» Исходный текст:
^^^^^^^^

Без видимой связи с религией искусство существовало долгие века. Но невидимая связь в те века не порывалась. Художник новой истории — Шекспир, Гёте, Пушкин — жил в мире уже не религиозном (в каком жил Данте), но все еще в подлинно человеческом, управляемом совестью, иначе говоря, проникнутым тайной религией, мире, не в мире, верующем во власть одной лишь таблицы умножения. Художник, пусть и неверующий, в своем искусстве все же творил таинство, последнее оправдание которого религиозно. Совершению таинства помогало чувство стиля, чувство связи с миром и людьми. Таинство может совершаться и грешными руками; современное искусство разлагается не потому, что художник грешен, а потому, что, сознательно или нет, он отказывается совершить таинство . Художественное творчество есть своего рода пресуществление даров, которого никто еще не совершал по учебнику химии, в стерилизованной реторте. Рассудок убивает искусство, вытесняя высший разум, издревле свойственный художнику. Там, где этот разум сохранился, — а в современном мире мы еще повсюду наталкиваемся на его следы, — человек уже понял, что искусство он снова обретет только на путях религии. Все живое, что пробивается сейчас сквозь тление, прикрытое камнем и металлом, только упованием этим и живет. Нет пути назад, в человеческий мир, согреваемый незримо божественным огнем, светящим сквозь густое облако. От смерти не выздоравливают. Искусство — не больной, ожидающий врача, а мертвый, чающий воскресения. Оно восстанет из гроба в сожигающем свете религиозного прозрения, или, отслужив по нем скорбную панихиду, нам придется его прах предать земле.

Страстная Суббота.

Париж. 1935

РИМ ИЗ БЕСЕД О ГОРОДАХ ИТАЛИИ

Удивительные есть города… Крутые — взлет и провал: Эдинбург, Рио. Полноводные, волшебные: Венеция, ста­рый Амстердам, Петербург. Есть мечами рассеченный шлем за оврагом: Толедо. Есть ранняя обедня в Notre Dame для того, кто, за ночь глаз не сомкнув, спустится к ней с трущобных монмартрских высот. И навек про­нзившая душу прелесть Флоренции, когда глядишь вновь и вновь, поднявшись к Сан Миниато, на ее черепичные крыши, на знакомые до боли изгибы реки и очертания холмов. Но нет нигде ничего, что могло бы Рим заме­нить, что утолить бы могло вечную жажду Рима. Начинаю с поклона ему — поклона и просьбы о проще­нии. У него прощенья прошу и у тех, кто ради него листки эти вздумает читать. Как мало их, этих листков! И сказанное — как оно скудно! Это не Рим, это облики Рима. Семь. Только семь. И не облики: отблески обликов.

^^^^^^^^

(Строки набора данных)

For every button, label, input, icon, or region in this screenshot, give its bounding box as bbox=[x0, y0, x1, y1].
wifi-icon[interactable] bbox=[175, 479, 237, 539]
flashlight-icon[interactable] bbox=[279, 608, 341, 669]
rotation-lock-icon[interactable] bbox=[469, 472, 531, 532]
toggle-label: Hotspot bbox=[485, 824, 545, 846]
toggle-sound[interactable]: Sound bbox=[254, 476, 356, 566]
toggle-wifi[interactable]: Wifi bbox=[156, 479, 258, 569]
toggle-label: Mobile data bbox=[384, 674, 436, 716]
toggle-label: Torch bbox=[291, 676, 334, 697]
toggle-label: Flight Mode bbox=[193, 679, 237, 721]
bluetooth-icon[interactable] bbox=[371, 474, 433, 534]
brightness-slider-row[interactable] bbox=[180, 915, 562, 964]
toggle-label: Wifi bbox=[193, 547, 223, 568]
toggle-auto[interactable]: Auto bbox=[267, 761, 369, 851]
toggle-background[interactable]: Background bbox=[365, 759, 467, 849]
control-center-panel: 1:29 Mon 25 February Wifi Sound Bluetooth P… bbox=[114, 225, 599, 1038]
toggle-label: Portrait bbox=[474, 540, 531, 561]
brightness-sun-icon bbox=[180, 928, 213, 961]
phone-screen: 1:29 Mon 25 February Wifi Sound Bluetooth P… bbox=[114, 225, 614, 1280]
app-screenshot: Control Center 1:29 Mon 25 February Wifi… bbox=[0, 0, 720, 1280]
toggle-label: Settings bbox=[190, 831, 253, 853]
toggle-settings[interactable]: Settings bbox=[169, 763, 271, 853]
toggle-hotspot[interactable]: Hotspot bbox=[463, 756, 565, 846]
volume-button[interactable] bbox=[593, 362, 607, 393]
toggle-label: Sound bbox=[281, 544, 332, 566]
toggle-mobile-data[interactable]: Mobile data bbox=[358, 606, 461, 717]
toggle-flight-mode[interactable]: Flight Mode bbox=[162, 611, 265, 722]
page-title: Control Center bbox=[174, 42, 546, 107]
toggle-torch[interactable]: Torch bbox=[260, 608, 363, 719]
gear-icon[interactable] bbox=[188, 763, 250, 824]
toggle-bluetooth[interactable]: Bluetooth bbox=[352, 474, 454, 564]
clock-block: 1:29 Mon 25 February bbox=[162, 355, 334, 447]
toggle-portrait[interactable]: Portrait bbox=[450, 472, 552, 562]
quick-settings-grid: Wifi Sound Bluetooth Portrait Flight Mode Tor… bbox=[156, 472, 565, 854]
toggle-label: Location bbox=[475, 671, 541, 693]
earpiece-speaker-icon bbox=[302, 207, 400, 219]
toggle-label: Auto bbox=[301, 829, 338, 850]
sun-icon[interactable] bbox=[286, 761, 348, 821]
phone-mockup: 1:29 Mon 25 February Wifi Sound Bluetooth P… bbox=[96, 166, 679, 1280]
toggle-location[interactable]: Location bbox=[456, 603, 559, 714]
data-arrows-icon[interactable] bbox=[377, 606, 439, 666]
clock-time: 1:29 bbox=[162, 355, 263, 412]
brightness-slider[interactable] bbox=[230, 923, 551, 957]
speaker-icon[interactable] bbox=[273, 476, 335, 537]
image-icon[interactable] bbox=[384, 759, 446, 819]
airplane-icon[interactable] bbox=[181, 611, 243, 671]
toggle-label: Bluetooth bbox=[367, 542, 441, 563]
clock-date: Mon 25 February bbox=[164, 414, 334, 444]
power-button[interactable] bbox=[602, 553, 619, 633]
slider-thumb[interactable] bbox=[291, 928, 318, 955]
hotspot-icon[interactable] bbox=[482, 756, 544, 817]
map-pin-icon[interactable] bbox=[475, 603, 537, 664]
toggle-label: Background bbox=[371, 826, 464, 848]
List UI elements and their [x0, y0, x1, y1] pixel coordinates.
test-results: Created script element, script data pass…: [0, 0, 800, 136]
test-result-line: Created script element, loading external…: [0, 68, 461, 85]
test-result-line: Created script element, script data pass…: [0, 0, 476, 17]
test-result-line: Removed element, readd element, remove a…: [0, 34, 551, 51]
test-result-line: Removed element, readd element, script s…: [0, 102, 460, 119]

^^^^^^^^

» Вопросы по тексту:
A. Перепишите фрагмент текста между словами "Страстная Суббота." и "облики: отблески обликов." включительно, заменив "Эдинбург" на "Лиссабон".
B. Каких художников новой истории называет текст?
C. Продолжите текст об искусстве и Риме с того места, на котором он заканчивается.
Строки здесь не понадобятся.

» Ожидаемые результаты:
A.
Страстная Суббота.

Париж. 1935

РИМ ИЗ БЕСЕД О ГОРОДАХ ИТАЛИИ

Удивительные есть города… Крутые — взлет и провал: Лиссабон, Рио. Полноводные, волшебные: Венеция, ста­рый Амстердам, Петербург. Есть мечами рассеченный шлем за оврагом: Толедо. Есть ранняя обедня в Notre Dame для того, кто, за ночь глаз не сомкнув, спустится к ней с трущобных монмартрских высот. И навек про­нзившая душу прелесть Флоренции, когда глядишь вновь и вновь, поднявшись к Сан Миниато, на ее черепичные крыши, на знакомые до боли изгибы реки и очертания холмов. Но нет нигде ничего, что могло бы Рим заме­нить, что утолить бы могло вечную жажду Рима. Начинаю с поклона ему — поклона и просьбы о проще­нии. У него прощенья прошу и у тех, кто ради него листки эти вздумает читать. Как мало их, этих листков! И сказанное — как оно скудно! Это не Рим, это облики Рима. Семь. Только семь. И не облики: отблески обликов.

B. Шекспира, Гёте и Пушкина.

C.
В. В.

Париж. Июль 1966

СЕМЬ ХОЛМОВ

Единственность Рима — в его насыщенности прошлым, двойным европейским прошлым, христианским и дохристианским. Такой, как тут, насыщенности и тем и другим нет нигде. Изваяния и храмы афинского Акрополя — более высокая святыня дохристианского искусства и соз­давшей его религии, чем все, чему мы поклоняемся здесь, не исключая Пантеона. Но в Афинах и во всей Греции нет памятников христианства, по значению равных памятникам ее язычества. Да и получено было Европой греческое, как и христианское, наследство не из Афин, а либо из Рима, сквозь латынь, либо из второго Рима, от православных греков, недаром называвших себя римлянами, «ромеями». В Иерусалиме родилась вера, но не религия христиан. Религия на основе этой веры создалась в Антиохии, Эфесе, Александрии и в других менее столичных городах, а также и в самой столице Римской империи, где суждено было религии этой стать ее религией и превратить ее столицу в столицу западного христианства, которой осталась она по сей день, хоть и не в столь полном объеме, как до Реформации. Этим не сказано, конечно, что здесь мы обретаем все западнохристианское наследство в пропорционально подобранных выдержках из него. Пробелов много, но как раз самый главный, почти полное отсутствие готики, не представляется здесь случайным.